*GOAL*
Repeat every line of the data exactly, but not the pictures.

START DATA FOR THIS EXERCISE

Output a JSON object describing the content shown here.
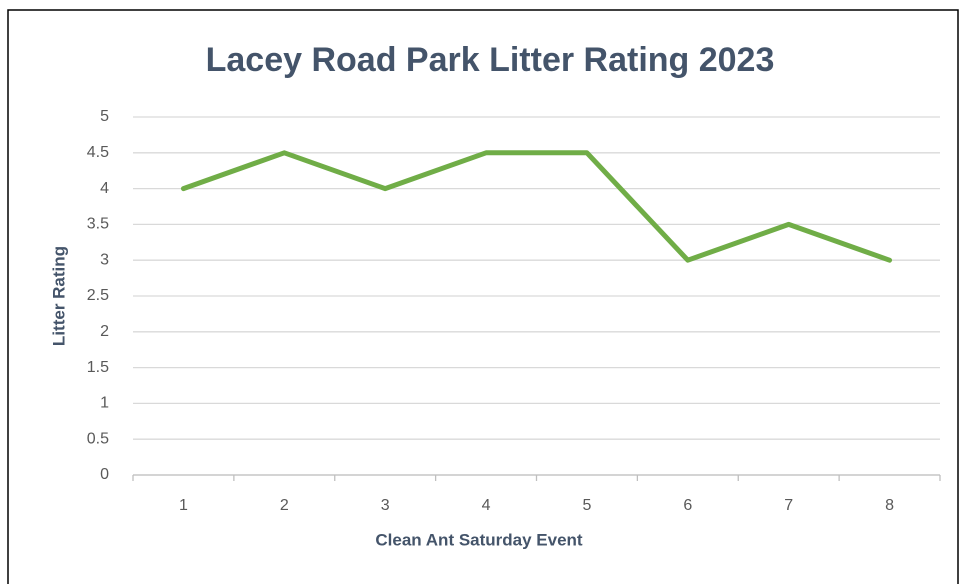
{
  "chart_data": {
    "type": "line",
    "title": "Lacey Road Park Litter Rating 2023",
    "x_label": "Clean Ant Saturday Event",
    "y_label": "Litter Rating",
    "categories": [
      "1",
      "2",
      "3",
      "4",
      "5",
      "6",
      "7",
      "8"
    ],
    "values": [
      4,
      4.5,
      4,
      4.5,
      4.5,
      3,
      3.5,
      3
    ],
    "color": "#70ad47",
    "ylim": [
      0,
      5
    ],
    "yticks": [
      0,
      0.5,
      1,
      1.5,
      2,
      2.5,
      3,
      3.5,
      4,
      4.5,
      5
    ],
    "grid": true
  }
}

END DATA FOR THIS EXERCISE

*OUTPUT FOR THIS EXERCISE*
Output a JSON object describing the content shown here.
{
  "chart_data": {
    "type": "line",
    "title": "Lacey Road Park Litter Rating 2023",
    "x_label": "Clean Ant Saturday Event",
    "y_label": "Litter Rating",
    "categories": [
      "1",
      "2",
      "3",
      "4",
      "5",
      "6",
      "7",
      "8"
    ],
    "values": [
      4,
      4.5,
      4,
      4.5,
      4.5,
      3,
      3.5,
      3
    ],
    "color": "#70ad47",
    "ylim": [
      0,
      5
    ],
    "yticks": [
      0,
      0.5,
      1,
      1.5,
      2,
      2.5,
      3,
      3.5,
      4,
      4.5,
      5
    ],
    "grid": true
  }
}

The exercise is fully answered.